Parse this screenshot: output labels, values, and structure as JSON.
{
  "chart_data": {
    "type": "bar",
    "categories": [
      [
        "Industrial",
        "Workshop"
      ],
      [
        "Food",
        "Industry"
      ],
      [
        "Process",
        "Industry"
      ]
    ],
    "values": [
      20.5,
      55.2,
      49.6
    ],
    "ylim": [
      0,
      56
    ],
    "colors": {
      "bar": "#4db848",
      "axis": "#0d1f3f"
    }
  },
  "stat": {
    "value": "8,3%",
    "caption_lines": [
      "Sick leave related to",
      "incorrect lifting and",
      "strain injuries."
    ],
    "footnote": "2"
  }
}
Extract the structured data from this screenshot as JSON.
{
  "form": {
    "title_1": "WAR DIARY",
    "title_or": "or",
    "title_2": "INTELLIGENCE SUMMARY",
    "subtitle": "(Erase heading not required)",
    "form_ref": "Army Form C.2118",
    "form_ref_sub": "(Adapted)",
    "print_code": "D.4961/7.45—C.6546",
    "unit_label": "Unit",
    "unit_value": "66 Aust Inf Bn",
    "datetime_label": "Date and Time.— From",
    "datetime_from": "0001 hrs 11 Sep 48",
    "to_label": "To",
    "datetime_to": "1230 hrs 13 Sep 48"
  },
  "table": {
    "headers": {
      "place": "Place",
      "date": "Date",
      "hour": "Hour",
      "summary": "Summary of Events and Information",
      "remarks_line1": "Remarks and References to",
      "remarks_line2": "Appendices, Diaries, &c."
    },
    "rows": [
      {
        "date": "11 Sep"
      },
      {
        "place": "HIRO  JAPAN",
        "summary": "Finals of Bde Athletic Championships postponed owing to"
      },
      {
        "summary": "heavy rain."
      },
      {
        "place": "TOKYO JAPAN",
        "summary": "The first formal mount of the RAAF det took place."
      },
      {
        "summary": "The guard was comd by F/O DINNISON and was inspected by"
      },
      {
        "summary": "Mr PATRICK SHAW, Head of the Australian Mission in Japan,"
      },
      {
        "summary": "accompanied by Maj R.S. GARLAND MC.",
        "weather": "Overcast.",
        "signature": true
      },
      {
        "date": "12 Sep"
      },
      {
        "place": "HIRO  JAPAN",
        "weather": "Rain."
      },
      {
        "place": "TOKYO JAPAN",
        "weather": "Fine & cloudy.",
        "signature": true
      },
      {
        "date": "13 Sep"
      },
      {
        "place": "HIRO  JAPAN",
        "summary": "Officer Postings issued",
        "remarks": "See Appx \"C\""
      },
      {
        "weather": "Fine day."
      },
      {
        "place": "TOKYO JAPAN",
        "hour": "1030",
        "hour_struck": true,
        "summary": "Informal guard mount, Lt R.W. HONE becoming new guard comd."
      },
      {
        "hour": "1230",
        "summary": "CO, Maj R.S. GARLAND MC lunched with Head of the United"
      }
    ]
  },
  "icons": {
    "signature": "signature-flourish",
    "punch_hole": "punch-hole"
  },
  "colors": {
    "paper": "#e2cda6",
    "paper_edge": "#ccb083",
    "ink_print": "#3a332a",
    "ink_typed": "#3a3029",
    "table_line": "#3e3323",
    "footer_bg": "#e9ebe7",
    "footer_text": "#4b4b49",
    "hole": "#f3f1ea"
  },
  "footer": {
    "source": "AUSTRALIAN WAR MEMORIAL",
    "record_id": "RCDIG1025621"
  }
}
◇ ◇ ◇
■ Task requirements:
Identify each line in the records above that contains the word "mount", and copy it out in full.

■ The response:
        "summary": "The first formal mount of the RAAF det took place."
        "summary": "Informal guard mount, Lt R.W. HONE becoming new guard comd."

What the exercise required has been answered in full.